## Materials provided

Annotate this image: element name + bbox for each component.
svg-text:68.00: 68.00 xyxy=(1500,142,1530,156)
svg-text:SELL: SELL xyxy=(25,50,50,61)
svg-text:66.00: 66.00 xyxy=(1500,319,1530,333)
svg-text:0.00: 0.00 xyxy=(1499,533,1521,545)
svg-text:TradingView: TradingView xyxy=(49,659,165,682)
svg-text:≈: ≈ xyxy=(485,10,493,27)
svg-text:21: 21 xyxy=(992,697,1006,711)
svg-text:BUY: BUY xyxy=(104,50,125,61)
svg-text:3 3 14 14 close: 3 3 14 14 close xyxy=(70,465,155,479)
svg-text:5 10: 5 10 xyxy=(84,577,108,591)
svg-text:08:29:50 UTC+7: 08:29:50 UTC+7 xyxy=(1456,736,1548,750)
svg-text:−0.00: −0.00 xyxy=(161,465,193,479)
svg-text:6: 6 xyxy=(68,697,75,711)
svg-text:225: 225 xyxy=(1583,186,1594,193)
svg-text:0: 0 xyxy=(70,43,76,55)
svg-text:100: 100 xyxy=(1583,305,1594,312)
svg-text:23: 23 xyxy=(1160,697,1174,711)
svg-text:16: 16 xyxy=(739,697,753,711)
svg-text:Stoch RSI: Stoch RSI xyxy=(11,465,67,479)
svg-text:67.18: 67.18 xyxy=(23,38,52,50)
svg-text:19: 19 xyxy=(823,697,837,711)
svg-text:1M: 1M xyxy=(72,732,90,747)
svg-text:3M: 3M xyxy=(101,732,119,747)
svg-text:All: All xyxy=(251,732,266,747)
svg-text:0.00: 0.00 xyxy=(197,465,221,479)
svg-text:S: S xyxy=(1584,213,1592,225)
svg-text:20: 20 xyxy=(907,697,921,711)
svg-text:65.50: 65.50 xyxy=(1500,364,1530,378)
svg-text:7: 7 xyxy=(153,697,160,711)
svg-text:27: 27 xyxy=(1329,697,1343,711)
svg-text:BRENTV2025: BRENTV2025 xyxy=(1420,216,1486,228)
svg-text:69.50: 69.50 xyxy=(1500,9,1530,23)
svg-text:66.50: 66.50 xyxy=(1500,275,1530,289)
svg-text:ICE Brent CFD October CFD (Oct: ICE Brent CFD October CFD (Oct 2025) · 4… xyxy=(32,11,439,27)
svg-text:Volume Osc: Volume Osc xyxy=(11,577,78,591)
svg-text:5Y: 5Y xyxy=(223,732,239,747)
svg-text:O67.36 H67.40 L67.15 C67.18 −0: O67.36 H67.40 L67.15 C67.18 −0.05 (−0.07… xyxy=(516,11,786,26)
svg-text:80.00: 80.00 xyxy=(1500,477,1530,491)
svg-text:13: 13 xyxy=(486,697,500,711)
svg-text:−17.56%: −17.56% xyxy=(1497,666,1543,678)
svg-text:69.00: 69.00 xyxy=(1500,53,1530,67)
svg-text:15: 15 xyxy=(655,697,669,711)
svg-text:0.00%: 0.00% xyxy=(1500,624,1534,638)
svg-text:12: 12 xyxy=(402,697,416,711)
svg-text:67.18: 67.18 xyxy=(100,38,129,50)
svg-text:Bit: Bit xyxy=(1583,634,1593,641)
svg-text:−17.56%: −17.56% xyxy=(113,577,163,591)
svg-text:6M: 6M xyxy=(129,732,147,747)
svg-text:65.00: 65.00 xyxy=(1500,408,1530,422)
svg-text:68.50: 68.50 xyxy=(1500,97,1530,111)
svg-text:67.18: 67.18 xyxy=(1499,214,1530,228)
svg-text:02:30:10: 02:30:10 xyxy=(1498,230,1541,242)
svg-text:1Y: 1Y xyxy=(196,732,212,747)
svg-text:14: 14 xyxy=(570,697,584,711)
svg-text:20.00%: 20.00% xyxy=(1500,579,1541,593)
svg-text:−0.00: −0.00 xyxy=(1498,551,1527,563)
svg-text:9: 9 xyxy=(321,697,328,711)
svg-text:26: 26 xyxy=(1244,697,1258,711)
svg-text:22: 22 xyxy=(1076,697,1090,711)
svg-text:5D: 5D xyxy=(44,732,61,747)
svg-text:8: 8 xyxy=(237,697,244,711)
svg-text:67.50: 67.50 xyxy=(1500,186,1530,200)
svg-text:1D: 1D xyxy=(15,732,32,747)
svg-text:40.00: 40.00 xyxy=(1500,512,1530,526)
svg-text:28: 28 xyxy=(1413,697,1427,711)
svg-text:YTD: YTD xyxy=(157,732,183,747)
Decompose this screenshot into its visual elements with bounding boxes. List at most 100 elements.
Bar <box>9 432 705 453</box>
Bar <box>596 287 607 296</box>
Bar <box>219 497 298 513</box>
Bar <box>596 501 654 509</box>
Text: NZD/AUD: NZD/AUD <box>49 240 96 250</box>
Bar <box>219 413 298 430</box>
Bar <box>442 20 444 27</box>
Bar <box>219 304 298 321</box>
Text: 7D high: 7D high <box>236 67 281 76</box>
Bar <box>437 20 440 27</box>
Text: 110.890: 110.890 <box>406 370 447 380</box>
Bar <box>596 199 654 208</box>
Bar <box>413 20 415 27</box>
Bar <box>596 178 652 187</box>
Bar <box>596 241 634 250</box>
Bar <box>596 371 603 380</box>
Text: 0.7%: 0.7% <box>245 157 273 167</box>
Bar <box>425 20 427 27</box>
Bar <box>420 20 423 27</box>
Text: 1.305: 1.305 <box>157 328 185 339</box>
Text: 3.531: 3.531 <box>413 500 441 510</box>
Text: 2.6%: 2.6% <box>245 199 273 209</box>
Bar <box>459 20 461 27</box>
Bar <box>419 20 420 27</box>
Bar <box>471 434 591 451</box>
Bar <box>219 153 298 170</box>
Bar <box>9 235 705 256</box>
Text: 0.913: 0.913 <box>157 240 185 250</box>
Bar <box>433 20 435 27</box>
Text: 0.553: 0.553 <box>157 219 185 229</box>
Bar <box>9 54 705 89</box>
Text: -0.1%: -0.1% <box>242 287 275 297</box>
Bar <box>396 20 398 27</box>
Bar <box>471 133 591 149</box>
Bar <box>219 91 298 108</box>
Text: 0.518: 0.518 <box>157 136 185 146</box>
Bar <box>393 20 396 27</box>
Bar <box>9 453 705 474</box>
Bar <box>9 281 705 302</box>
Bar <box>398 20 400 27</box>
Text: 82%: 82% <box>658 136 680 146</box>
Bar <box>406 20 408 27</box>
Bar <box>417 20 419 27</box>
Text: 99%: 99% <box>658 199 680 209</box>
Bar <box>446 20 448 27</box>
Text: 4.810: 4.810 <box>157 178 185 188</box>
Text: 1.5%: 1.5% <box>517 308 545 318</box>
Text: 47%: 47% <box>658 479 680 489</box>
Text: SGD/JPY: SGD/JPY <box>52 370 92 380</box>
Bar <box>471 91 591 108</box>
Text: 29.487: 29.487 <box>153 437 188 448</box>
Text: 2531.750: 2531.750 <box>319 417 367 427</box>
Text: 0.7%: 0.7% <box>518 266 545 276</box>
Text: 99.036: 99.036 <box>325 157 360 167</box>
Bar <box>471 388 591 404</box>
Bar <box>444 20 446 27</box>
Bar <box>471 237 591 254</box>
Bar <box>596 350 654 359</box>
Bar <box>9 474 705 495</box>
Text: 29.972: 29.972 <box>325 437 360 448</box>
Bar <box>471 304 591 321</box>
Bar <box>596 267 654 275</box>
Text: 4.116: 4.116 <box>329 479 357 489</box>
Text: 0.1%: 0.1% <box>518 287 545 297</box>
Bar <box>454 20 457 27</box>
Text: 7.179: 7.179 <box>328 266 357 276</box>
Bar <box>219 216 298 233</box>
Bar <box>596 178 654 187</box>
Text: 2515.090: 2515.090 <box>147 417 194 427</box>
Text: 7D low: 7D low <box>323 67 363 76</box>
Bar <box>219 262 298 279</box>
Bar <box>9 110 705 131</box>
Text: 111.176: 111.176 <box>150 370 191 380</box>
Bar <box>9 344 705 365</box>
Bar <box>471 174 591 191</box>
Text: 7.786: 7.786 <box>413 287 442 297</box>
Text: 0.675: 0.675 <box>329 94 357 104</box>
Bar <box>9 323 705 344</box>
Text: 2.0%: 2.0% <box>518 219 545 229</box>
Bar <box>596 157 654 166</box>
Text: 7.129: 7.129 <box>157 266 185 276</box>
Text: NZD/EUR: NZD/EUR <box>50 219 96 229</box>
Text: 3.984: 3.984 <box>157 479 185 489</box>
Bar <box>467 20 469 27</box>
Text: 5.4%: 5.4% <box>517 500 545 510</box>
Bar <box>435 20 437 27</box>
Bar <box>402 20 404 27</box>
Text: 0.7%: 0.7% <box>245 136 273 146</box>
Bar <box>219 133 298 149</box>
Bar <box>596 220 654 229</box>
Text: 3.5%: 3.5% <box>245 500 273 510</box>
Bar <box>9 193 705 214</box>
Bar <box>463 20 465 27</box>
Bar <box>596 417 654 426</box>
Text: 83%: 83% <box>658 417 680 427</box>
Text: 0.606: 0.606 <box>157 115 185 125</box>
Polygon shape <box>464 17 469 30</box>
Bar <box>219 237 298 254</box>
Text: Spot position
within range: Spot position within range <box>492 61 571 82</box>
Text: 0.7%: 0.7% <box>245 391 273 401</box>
...
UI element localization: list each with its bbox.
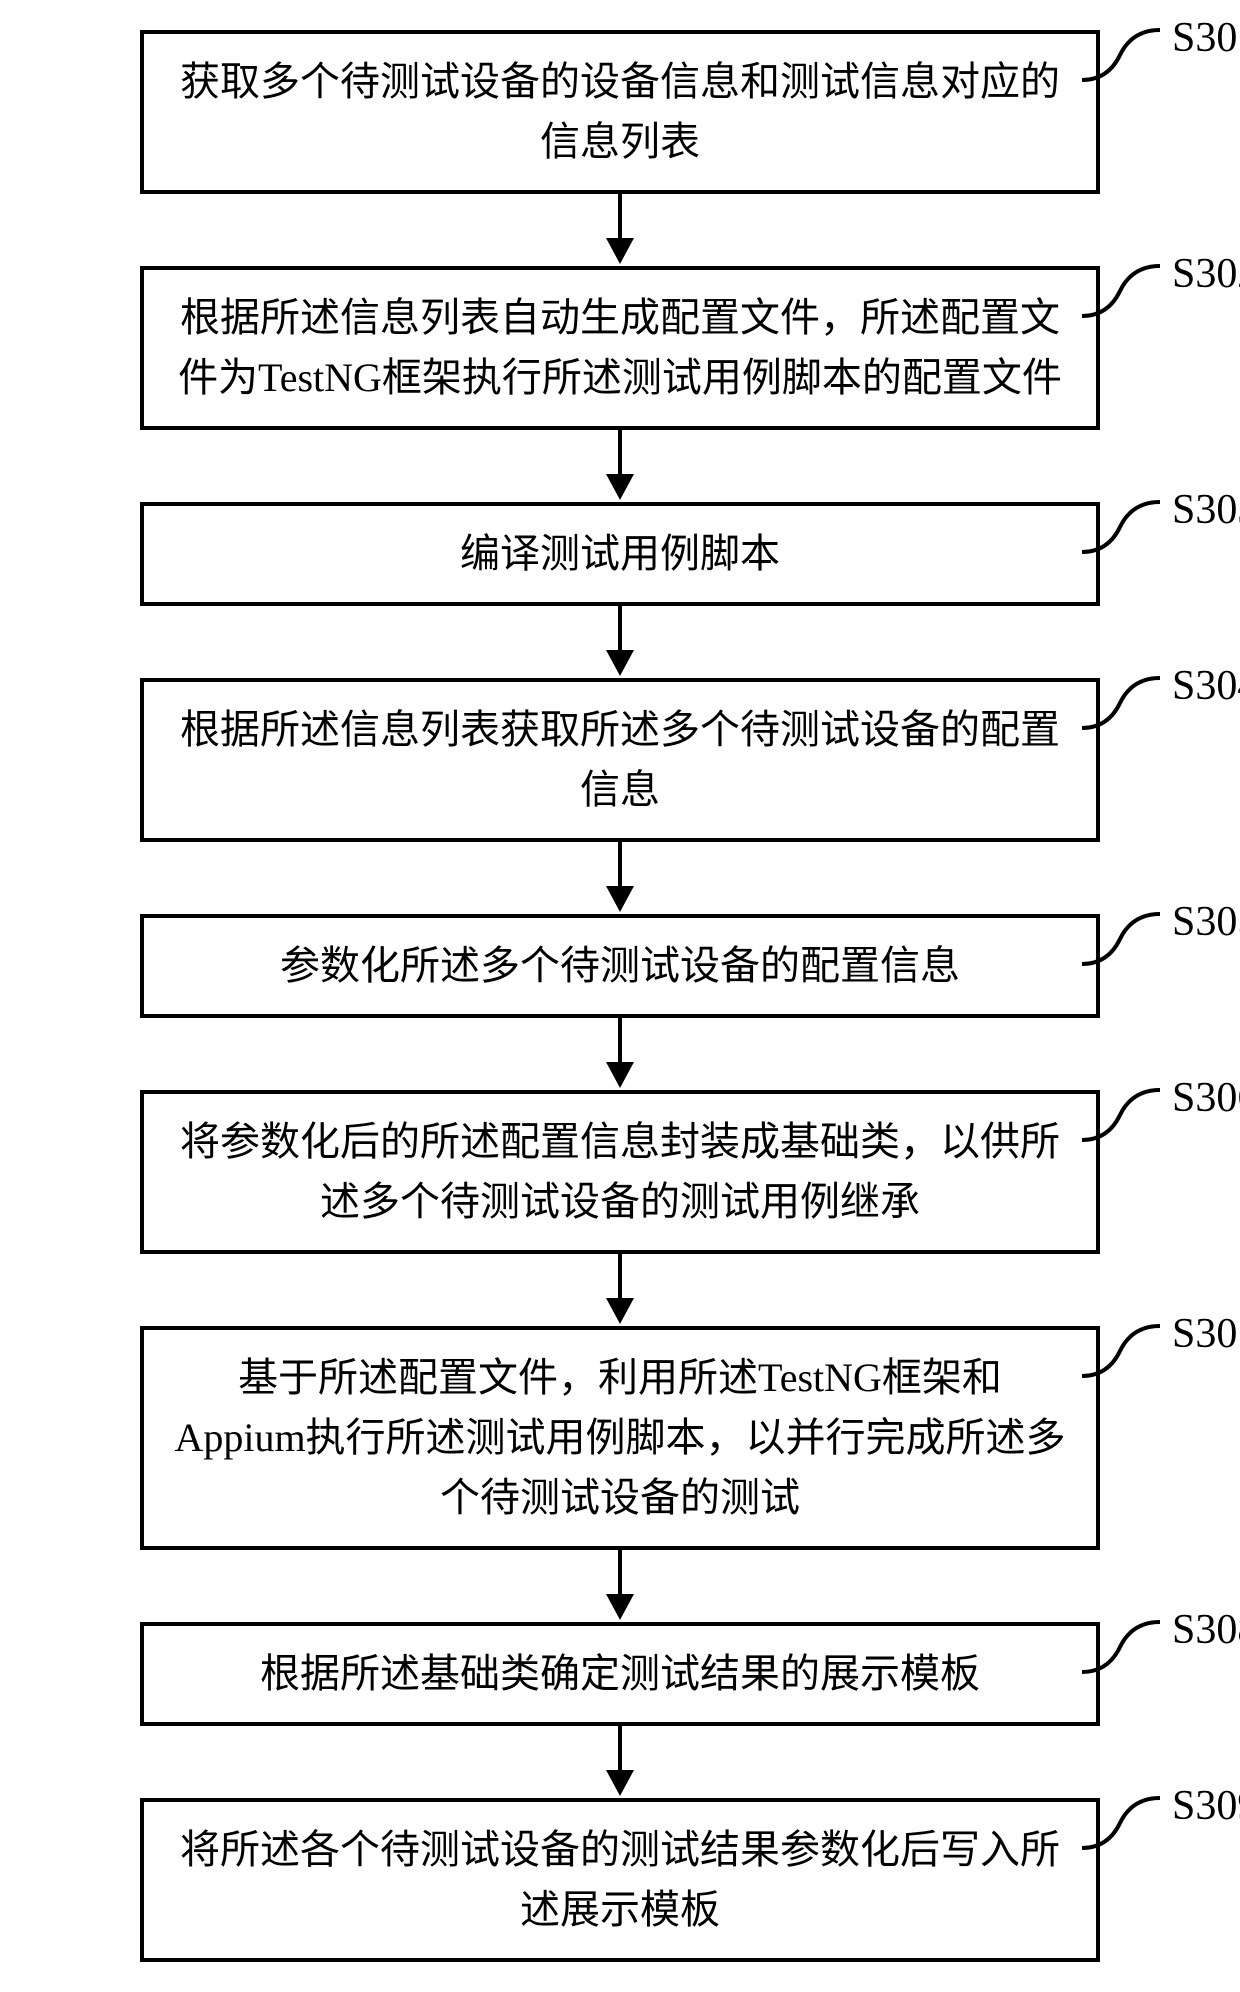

## Written task
Reproduce, without any change, the stretch of lines in the records from the line containing "Decompose this screenshot" through the line containing "Bar <box>471 237 591 254</box>".

## Result of this exercise
Decompose this screenshot into its visual elements with bounding boxes. List at most 100 elements.
Bar <box>9 432 705 453</box>
Bar <box>596 287 607 296</box>
Bar <box>219 497 298 513</box>
Bar <box>596 501 654 509</box>
Text: NZD/AUD: NZD/AUD <box>49 240 96 250</box>
Bar <box>219 413 298 430</box>
Bar <box>442 20 444 27</box>
Bar <box>219 304 298 321</box>
Text: 7D high: 7D high <box>236 67 281 76</box>
Bar <box>437 20 440 27</box>
Text: 110.890: 110.890 <box>406 370 447 380</box>
Bar <box>596 199 654 208</box>
Bar <box>413 20 415 27</box>
Bar <box>596 178 652 187</box>
Bar <box>596 241 634 250</box>
Bar <box>596 371 603 380</box>
Text: 0.7%: 0.7% <box>245 157 273 167</box>
Bar <box>425 20 427 27</box>
Bar <box>420 20 423 27</box>
Text: 1.305: 1.305 <box>157 328 185 339</box>
Text: 3.531: 3.531 <box>413 500 441 510</box>
Text: 2.6%: 2.6% <box>245 199 273 209</box>
Bar <box>459 20 461 27</box>
Bar <box>419 20 420 27</box>
Bar <box>471 434 591 451</box>
Bar <box>219 153 298 170</box>
Bar <box>9 235 705 256</box>
Text: 0.913: 0.913 <box>157 240 185 250</box>
Bar <box>433 20 435 27</box>
Text: 0.553: 0.553 <box>157 219 185 229</box>
Bar <box>9 54 705 89</box>
Text: -0.1%: -0.1% <box>242 287 275 297</box>
Bar <box>396 20 398 27</box>
Bar <box>471 133 591 149</box>
Bar <box>219 91 298 108</box>
Text: 0.518: 0.518 <box>157 136 185 146</box>
Bar <box>393 20 396 27</box>
Bar <box>9 453 705 474</box>
Bar <box>9 281 705 302</box>
Bar <box>398 20 400 27</box>
Text: 82%: 82% <box>658 136 680 146</box>
Bar <box>406 20 408 27</box>
Bar <box>417 20 419 27</box>
Text: 99%: 99% <box>658 199 680 209</box>
Bar <box>446 20 448 27</box>
Text: 4.810: 4.810 <box>157 178 185 188</box>
Text: 1.5%: 1.5% <box>517 308 545 318</box>
Text: 47%: 47% <box>658 479 680 489</box>
Text: SGD/JPY: SGD/JPY <box>52 370 92 380</box>
Bar <box>471 91 591 108</box>
Text: 29.487: 29.487 <box>153 437 188 448</box>
Text: 2531.750: 2531.750 <box>319 417 367 427</box>
Text: 0.7%: 0.7% <box>518 266 545 276</box>
Text: 99.036: 99.036 <box>325 157 360 167</box>
Bar <box>471 388 591 404</box>
Bar <box>444 20 446 27</box>
Bar <box>471 237 591 254</box>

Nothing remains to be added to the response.